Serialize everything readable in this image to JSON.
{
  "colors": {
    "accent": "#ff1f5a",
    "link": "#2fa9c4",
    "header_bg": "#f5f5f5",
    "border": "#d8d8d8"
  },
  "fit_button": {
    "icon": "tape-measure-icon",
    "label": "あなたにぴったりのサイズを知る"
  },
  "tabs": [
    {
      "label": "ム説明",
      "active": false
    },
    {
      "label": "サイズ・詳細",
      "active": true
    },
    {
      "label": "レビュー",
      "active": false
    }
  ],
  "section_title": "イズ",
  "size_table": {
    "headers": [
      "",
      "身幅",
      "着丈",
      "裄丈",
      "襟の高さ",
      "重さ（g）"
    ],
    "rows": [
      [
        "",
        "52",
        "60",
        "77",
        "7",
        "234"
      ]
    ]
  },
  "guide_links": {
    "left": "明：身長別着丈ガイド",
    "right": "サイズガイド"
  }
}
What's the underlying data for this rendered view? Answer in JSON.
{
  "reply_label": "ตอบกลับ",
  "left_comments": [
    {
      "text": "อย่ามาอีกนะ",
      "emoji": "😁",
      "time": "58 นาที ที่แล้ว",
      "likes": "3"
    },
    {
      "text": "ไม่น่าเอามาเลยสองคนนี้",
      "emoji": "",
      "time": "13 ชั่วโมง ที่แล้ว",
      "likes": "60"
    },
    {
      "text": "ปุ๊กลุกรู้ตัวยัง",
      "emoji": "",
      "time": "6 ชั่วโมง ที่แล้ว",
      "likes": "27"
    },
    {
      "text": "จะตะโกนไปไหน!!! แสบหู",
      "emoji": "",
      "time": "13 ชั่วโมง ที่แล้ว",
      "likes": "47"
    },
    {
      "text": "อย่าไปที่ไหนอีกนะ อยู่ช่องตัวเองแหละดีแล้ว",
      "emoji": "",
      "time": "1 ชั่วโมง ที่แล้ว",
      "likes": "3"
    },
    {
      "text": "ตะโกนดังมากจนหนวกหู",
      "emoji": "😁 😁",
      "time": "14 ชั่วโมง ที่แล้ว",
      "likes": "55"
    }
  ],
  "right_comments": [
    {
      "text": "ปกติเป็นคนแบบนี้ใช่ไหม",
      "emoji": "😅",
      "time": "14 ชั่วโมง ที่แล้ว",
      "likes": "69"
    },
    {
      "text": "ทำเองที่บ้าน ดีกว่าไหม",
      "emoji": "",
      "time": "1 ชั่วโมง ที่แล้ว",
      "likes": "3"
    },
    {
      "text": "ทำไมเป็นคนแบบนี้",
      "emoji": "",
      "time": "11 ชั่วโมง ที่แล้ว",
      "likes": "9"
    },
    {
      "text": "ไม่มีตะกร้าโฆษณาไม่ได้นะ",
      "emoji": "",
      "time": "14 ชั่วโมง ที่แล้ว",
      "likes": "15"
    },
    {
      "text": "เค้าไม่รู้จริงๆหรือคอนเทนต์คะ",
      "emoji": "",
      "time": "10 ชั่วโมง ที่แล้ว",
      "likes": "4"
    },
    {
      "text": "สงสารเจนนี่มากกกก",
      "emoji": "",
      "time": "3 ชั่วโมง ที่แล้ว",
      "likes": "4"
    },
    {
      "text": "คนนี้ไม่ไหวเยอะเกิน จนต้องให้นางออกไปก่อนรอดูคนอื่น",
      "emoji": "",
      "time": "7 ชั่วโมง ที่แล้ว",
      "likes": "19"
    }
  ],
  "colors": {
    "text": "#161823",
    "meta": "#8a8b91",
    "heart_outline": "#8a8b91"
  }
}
* * * * * * * * *
_WHAT YOU HAVE TO DO_
Write out all the data again, exactly as it appears.

_IN RESPONSE_
Serialize everything readable in this image to JSON.
{
  "colors": {
    "accent": "#ff1f5a",
    "link": "#2fa9c4",
    "header_bg": "#f5f5f5",
    "border": "#d8d8d8"
  },
  "fit_button": {
    "icon": "tape-measure-icon",
    "label": "あなたにぴったりのサイズを知る"
  },
  "tabs": [
    {
      "label": "ム説明",
      "active": false
    },
    {
      "label": "サイズ・詳細",
      "active": true
    },
    {
      "label": "レビュー",
      "active": false
    }
  ],
  "section_title": "イズ",
  "size_table": {
    "headers": [
      "",
      "身幅",
      "着丈",
      "裄丈",
      "襟の高さ",
      "重さ（g）"
    ],
    "rows": [
      [
        "",
        "52",
        "60",
        "77",
        "7",
        "234"
      ]
    ]
  },
  "guide_links": {
    "left": "明：身長別着丈ガイド",
    "right": "サイズガイド"
  }
}
What's the underlying data for this rendered view? Answer in JSON.
{
  "reply_label": "ตอบกลับ",
  "left_comments": [
    {
      "text": "อย่ามาอีกนะ",
      "emoji": "😁",
      "time": "58 นาที ที่แล้ว",
      "likes": "3"
    },
    {
      "text": "ไม่น่าเอามาเลยสองคนนี้",
      "emoji": "",
      "time": "13 ชั่วโมง ที่แล้ว",
      "likes": "60"
    },
    {
      "text": "ปุ๊กลุกรู้ตัวยัง",
      "emoji": "",
      "time": "6 ชั่วโมง ที่แล้ว",
      "likes": "27"
    },
    {
      "text": "จะตะโกนไปไหน!!! แสบหู",
      "emoji": "",
      "time": "13 ชั่วโมง ที่แล้ว",
      "likes": "47"
    },
    {
      "text": "อย่าไปที่ไหนอีกนะ อยู่ช่องตัวเองแหละดีแล้ว",
      "emoji": "",
      "time": "1 ชั่วโมง ที่แล้ว",
      "likes": "3"
    },
    {
      "text": "ตะโกนดังมากจนหนวกหู",
      "emoji": "😁 😁",
      "time": "14 ชั่วโมง ที่แล้ว",
      "likes": "55"
    }
  ],
  "right_comments": [
    {
      "text": "ปกติเป็นคนแบบนี้ใช่ไหม",
      "emoji": "😅",
      "time": "14 ชั่วโมง ที่แล้ว",
      "likes": "69"
    },
    {
      "text": "ทำเองที่บ้าน ดีกว่าไหม",
      "emoji": "",
      "time": "1 ชั่วโมง ที่แล้ว",
      "likes": "3"
    },
    {
      "text": "ทำไมเป็นคนแบบนี้",
      "emoji": "",
      "time": "11 ชั่วโมง ที่แล้ว",
      "likes": "9"
    },
    {
      "text": "ไม่มีตะกร้าโฆษณาไม่ได้นะ",
      "emoji": "",
      "time": "14 ชั่วโมง ที่แล้ว",
      "likes": "15"
    },
    {
      "text": "เค้าไม่รู้จริงๆหรือคอนเทนต์คะ",
      "emoji": "",
      "time": "10 ชั่วโมง ที่แล้ว",
      "likes": "4"
    },
    {
      "text": "สงสารเจนนี่มากกกก",
      "emoji": "",
      "time": "3 ชั่วโมง ที่แล้ว",
      "likes": "4"
    },
    {
      "text": "คนนี้ไม่ไหวเยอะเกิน จนต้องให้นางออกไปก่อนรอดูคนอื่น",
      "emoji": "",
      "time": "7 ชั่วโมง ที่แล้ว",
      "likes": "19"
    }
  ],
  "colors": {
    "text": "#161823",
    "meta": "#8a8b91",
    "heart_outline": "#8a8b91"
  }
}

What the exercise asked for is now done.